• Texte:
/---
Cassis Ignazio · Nationalrat · 2011-06-14
Cassis Ignazio · Nationalrat · Tessin · Freisinnig-demokratische Fraktion · 2011-06-14
Wortprotokoll
L'iniziativa parlamentare 11.439 della Commissione della sicurezza sociale e della sanità del Consiglio degli Stati tenta di cambiare le regole, che accompagnano l'introduzione del nuovo finanziamento ospedaliero, cinque minuti prima di mezzanotte.
Le regole transitorie per questa importante riforma del sistema ospedaliero sono state definite da questo Parlamento nel dicembre del 2007. Queste regole prevedono 5 anni di tempo per attuare quello che viene chiamato un sistema di finanziamento duale fisso. In altre parole: gli ospedali riconosciuti di utilità pubblica, dal 1° gennaio 2017 devono essere pagati al meno al 55 per cento con soldi fiscali dei cantoni e al massimo al 45 per cento con i premi di cassa malati.
La CSSS-CE propose d'inscrire dans la loi fédérale sur l'assurance-maladie de nouvelles dispositions transitoires de la modification du 21 décembre 2007 (Financement hospitalier). En vertu de ces dispositions, les modifications de la structure tarifaire et de la répartition du financement entre les cantons et les assureurs-maladie ne peuvent en aucun cas justifier des augmentations de primes.
\---
• Enregistrements extraits d'une collection:
/---
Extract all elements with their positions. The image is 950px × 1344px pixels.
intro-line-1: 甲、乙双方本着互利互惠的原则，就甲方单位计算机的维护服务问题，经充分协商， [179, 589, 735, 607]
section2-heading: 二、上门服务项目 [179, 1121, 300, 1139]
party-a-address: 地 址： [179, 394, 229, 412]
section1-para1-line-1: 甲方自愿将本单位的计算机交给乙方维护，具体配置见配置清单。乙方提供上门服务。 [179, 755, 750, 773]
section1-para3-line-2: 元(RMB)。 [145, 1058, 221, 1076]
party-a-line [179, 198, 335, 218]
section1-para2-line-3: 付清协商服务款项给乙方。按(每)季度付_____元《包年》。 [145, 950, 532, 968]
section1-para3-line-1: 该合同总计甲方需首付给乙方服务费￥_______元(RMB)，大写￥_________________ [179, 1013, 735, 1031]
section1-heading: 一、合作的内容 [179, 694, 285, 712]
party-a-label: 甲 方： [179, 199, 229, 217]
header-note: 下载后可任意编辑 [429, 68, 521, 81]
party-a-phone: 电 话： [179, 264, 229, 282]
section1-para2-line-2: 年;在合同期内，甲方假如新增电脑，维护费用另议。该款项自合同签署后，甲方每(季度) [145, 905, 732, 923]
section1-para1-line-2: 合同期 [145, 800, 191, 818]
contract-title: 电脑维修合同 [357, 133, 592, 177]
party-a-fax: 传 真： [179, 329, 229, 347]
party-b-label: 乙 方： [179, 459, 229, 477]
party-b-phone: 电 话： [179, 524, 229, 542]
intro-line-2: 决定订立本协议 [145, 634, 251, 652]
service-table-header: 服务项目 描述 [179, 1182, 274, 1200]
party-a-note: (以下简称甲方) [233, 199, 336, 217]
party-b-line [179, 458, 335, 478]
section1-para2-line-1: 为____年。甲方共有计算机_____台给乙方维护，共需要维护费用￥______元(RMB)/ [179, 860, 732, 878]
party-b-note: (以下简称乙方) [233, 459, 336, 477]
\---
Poursuivez l'intervention parlementaire sur le financement hospitalier après sa dernière phrase. Les enregistrements n'ont aucun rôle ici.

• Résultat de l'exercice:
Notre Parlement a adopté la révision partielle de la LAMal appelée "Financement hospitalier" en décembre 2007. Ce dossier introduisait le système de financement dual fixe, c'est-à-dire que tous les hôpitaux reconnus d'intérêt public dans les cantons auraient dû, à partir du 1er janvier 2017, être financés au moins à 55 pour cent par l'impôt et au maximum à 45 pour cent par les primes des caisses-maladie.
Parmi les cinq dispositions transitoires prévues, l'une permet aux cantons qui ont des primes en dessous de la moyenne suisse de s'adapter progressivement dès 2012 à cette proportion 55 pour cent/45 pour cent, et ils ont cinq ans pour y parvenir.
Maintenant, il y a deux choses qui ont dérangé notre commission soeur. La première est que les commissaires ont eu [PAGE 1084] peur qu'on utilise cette réforme du financement hospitalier pour augmenter de manière injustifiée les tarifs et les coûts des hôpitaux dans les cantons. La deuxième chose qui a irrité est qu'il y a des cantons qui, au lieu d'augmenter leur part pour atteindre 55 pour cent, ont d'abord diminué leur part, ce qui crée évidemment un besoin d'augmentation des primes dans les caisses-maladie. Pour cela, ils ont proposé, par le biais de cette initiative de commission, de changer - à la dernière minute - les règles du jeu, et ceci bien que les cantons soient appelés à appliquer tout ce paquet de réformes depuis maintenant bientôt quatre ans.
Bien que la commission estime, comme sa commission soeur, que la transition doit avoir le moins d'effets possibles sur les primes, elle rejette ce projet, car celui-ci ne permet pas d'atteindre les objectifs visés. La commission est de l'avis que le Parlement ne doit pas se substituer aux pouvoirs exécutifs des cantons, qui sont chargés d'appliquer cette modification partielle de la LAMal.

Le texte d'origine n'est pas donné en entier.